■ Exercise details
Each line that includes the word "this" counts once; give the total and nothing more.

■ Provided records
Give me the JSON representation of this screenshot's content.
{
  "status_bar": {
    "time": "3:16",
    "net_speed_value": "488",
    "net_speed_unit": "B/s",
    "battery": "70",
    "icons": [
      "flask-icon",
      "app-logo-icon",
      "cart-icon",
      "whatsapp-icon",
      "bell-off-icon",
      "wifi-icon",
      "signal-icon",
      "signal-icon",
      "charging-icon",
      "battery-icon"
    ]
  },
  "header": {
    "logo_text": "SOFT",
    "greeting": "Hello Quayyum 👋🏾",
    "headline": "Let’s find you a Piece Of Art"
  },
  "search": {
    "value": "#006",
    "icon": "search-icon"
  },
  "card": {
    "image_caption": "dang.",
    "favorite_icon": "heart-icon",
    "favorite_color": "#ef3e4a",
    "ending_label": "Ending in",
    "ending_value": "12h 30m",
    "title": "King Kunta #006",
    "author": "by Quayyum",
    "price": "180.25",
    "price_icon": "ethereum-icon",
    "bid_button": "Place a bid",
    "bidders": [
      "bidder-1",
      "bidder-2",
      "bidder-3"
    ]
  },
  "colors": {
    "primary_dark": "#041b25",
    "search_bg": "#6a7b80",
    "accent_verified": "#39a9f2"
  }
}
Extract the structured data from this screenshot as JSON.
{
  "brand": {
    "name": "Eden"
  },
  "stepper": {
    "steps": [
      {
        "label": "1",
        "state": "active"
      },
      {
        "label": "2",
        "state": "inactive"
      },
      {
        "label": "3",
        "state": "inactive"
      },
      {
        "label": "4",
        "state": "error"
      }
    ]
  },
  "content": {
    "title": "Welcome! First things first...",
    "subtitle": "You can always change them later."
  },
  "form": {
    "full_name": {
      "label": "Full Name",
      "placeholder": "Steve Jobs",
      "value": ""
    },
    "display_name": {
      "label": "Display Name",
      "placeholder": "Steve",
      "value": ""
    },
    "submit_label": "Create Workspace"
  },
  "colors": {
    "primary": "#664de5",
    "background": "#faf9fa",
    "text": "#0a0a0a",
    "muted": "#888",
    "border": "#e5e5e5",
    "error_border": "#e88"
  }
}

■ Worked solution
2